══ Input for this task ══

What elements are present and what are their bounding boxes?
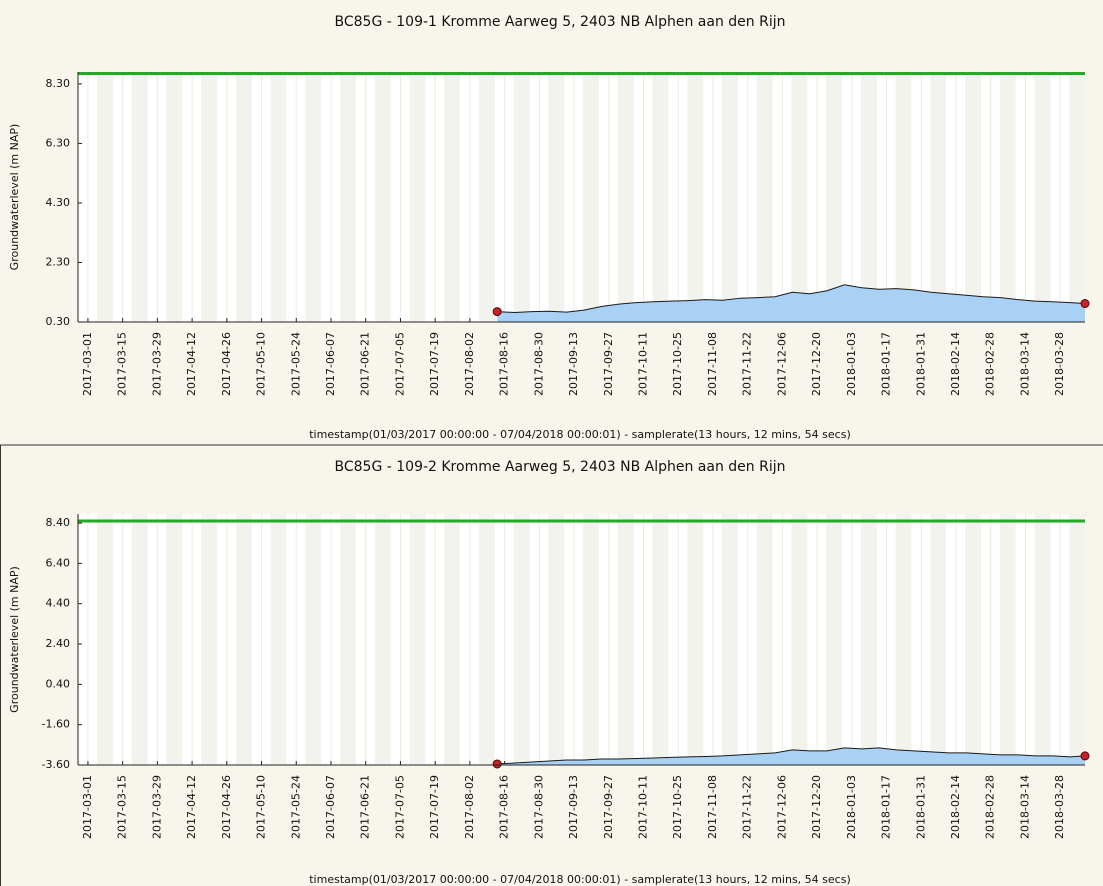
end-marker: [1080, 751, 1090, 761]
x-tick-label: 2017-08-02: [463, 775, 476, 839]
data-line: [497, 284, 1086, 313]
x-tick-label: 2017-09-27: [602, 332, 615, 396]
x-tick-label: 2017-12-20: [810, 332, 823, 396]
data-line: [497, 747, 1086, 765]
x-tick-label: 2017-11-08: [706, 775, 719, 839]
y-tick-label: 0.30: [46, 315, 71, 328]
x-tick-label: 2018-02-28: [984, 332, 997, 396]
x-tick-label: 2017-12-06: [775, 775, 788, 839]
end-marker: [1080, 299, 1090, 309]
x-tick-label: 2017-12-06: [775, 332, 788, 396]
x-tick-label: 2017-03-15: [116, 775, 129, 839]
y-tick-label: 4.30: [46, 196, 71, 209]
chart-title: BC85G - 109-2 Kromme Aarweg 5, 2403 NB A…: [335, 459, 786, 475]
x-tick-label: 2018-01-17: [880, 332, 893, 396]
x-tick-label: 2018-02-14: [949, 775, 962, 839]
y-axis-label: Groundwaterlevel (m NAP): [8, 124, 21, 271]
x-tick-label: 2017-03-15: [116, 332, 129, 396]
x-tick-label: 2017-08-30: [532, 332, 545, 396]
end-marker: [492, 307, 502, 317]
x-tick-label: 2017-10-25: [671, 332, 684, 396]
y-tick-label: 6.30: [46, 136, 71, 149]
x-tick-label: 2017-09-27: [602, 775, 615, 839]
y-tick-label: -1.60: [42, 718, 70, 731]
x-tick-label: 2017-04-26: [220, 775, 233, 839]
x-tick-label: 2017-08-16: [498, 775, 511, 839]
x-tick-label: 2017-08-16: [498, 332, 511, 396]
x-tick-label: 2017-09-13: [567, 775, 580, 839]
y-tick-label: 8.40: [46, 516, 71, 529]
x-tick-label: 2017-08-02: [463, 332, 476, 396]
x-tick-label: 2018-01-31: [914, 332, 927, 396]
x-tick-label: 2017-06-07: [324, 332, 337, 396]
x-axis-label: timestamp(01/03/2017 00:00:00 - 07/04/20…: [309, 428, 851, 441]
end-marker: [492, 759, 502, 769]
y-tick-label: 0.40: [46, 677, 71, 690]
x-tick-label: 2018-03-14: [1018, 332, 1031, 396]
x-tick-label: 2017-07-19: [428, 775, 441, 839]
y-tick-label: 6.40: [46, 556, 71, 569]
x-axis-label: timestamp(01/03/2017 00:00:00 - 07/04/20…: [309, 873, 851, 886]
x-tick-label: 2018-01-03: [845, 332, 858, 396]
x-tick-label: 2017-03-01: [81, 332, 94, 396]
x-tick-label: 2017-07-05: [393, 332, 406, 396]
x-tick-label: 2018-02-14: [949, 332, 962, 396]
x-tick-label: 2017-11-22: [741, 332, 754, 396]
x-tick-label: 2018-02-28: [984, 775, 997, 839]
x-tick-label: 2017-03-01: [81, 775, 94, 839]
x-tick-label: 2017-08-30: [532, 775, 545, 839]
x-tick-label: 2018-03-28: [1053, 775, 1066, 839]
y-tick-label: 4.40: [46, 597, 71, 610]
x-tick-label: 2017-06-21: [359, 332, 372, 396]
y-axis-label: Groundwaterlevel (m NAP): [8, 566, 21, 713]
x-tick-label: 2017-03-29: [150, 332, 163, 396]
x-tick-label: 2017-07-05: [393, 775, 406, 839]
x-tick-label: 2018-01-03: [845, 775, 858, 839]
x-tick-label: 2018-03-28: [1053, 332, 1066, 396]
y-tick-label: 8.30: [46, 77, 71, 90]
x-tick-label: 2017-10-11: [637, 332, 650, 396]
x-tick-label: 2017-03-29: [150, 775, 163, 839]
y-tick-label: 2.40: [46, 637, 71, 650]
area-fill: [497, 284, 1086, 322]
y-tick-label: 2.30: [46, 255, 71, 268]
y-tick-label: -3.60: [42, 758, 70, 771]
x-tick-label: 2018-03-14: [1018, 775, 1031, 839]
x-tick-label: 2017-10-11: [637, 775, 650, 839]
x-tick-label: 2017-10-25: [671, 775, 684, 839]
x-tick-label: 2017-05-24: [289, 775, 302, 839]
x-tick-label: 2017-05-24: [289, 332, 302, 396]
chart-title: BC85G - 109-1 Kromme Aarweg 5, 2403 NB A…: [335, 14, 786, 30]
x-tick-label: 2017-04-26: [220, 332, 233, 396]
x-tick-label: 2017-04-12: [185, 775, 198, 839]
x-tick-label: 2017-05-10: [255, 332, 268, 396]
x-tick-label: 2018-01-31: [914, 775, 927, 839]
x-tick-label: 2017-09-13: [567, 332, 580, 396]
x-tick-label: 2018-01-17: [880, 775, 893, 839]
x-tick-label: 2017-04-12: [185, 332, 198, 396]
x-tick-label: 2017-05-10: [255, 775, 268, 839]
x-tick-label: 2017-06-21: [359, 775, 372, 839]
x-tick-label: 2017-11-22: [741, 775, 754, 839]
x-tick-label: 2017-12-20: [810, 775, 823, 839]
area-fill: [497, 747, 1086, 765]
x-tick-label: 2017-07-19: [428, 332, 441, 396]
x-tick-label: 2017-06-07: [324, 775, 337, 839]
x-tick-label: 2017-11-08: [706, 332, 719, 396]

═══

▶ Instructions for the task: Rewrite every item above with "x-tick-label" changed to "date-label" wherever it appears, and leave everything else as it is. Omit the pictures from your answer.

▶ The reply:
What elements are present and what are their bounding boxes?
end-marker: [1080, 751, 1090, 761]
date-label: 2017-08-02: [463, 775, 476, 839]
data-line: [497, 284, 1086, 313]
date-label: 2017-09-27: [602, 332, 615, 396]
date-label: 2017-12-20: [810, 332, 823, 396]
data-line: [497, 747, 1086, 765]
date-label: 2017-11-08: [706, 775, 719, 839]
y-tick-label: 0.30: [46, 315, 71, 328]
date-label: 2018-02-28: [984, 332, 997, 396]
date-label: 2017-12-06: [775, 775, 788, 839]
end-marker: [1080, 299, 1090, 309]
date-label: 2017-12-06: [775, 332, 788, 396]
date-label: 2017-03-15: [116, 775, 129, 839]
y-tick-label: 4.30: [46, 196, 71, 209]
chart-title: BC85G - 109-2 Kromme Aarweg 5, 2403 NB A…: [335, 459, 786, 475]
date-label: 2018-01-17: [880, 332, 893, 396]
date-label: 2018-02-14: [949, 775, 962, 839]
y-axis-label: Groundwaterlevel (m NAP): [8, 124, 21, 271]
date-label: 2017-03-15: [116, 332, 129, 396]
date-label: 2017-08-30: [532, 332, 545, 396]
end-marker: [492, 307, 502, 317]
date-label: 2017-10-25: [671, 332, 684, 396]
y-tick-label: 6.30: [46, 136, 71, 149]
date-label: 2017-09-27: [602, 775, 615, 839]
y-tick-label: -1.60: [42, 718, 70, 731]
date-label: 2017-04-26: [220, 775, 233, 839]
date-label: 2017-08-16: [498, 775, 511, 839]
date-label: 2017-08-16: [498, 332, 511, 396]
date-label: 2017-09-13: [567, 775, 580, 839]
y-tick-label: 8.40: [46, 516, 71, 529]
date-label: 2017-08-02: [463, 332, 476, 396]
date-label: 2018-01-31: [914, 332, 927, 396]
date-label: 2017-06-07: [324, 332, 337, 396]
x-axis-label: timestamp(01/03/2017 00:00:00 - 07/04/20…: [309, 428, 851, 441]
end-marker: [492, 759, 502, 769]
y-tick-label: 0.40: [46, 677, 71, 690]
date-label: 2018-03-14: [1018, 332, 1031, 396]
date-label: 2017-07-19: [428, 775, 441, 839]
y-tick-label: 6.40: [46, 556, 71, 569]
x-axis-label: timestamp(01/03/2017 00:00:00 - 07/04/20…: [309, 873, 851, 886]
date-label: 2018-01-03: [845, 332, 858, 396]
date-label: 2017-03-01: [81, 332, 94, 396]
date-label: 2017-07-05: [393, 332, 406, 396]
date-label: 2018-02-14: [949, 332, 962, 396]
date-label: 2017-11-22: [741, 332, 754, 396]
date-label: 2018-02-28: [984, 775, 997, 839]
date-label: 2017-03-01: [81, 775, 94, 839]
date-label: 2017-08-30: [532, 775, 545, 839]
date-label: 2018-03-28: [1053, 775, 1066, 839]
y-tick-label: 4.40: [46, 597, 71, 610]
date-label: 2017-06-21: [359, 332, 372, 396]
y-axis-label: Groundwaterlevel (m NAP): [8, 566, 21, 713]
date-label: 2017-03-29: [150, 332, 163, 396]
date-label: 2017-07-05: [393, 775, 406, 839]
date-label: 2018-01-03: [845, 775, 858, 839]
date-label: 2018-03-28: [1053, 332, 1066, 396]
y-tick-label: 8.30: [46, 77, 71, 90]
date-label: 2017-10-11: [637, 332, 650, 396]
date-label: 2017-03-29: [150, 775, 163, 839]
y-tick-label: 2.40: [46, 637, 71, 650]
area-fill: [497, 284, 1086, 322]
y-tick-label: 2.30: [46, 255, 71, 268]
y-tick-label: -3.60: [42, 758, 70, 771]
date-label: 2018-03-14: [1018, 775, 1031, 839]
date-label: 2017-10-11: [637, 775, 650, 839]
date-label: 2017-10-25: [671, 775, 684, 839]
date-label: 2017-05-24: [289, 775, 302, 839]
date-label: 2017-05-24: [289, 332, 302, 396]
chart-title: BC85G - 109-1 Kromme Aarweg 5, 2403 NB A…: [335, 14, 786, 30]
date-label: 2017-04-26: [220, 332, 233, 396]
date-label: 2017-04-12: [185, 775, 198, 839]
date-label: 2017-05-10: [255, 332, 268, 396]
date-label: 2018-01-31: [914, 775, 927, 839]
date-label: 2017-09-13: [567, 332, 580, 396]
date-label: 2018-01-17: [880, 775, 893, 839]
date-label: 2017-04-12: [185, 332, 198, 396]
date-label: 2017-05-10: [255, 775, 268, 839]
date-label: 2017-06-21: [359, 775, 372, 839]
date-label: 2017-11-22: [741, 775, 754, 839]
date-label: 2017-12-20: [810, 775, 823, 839]
area-fill: [497, 747, 1086, 765]
date-label: 2017-07-19: [428, 332, 441, 396]
date-label: 2017-06-07: [324, 775, 337, 839]
date-label: 2017-11-08: [706, 332, 719, 396]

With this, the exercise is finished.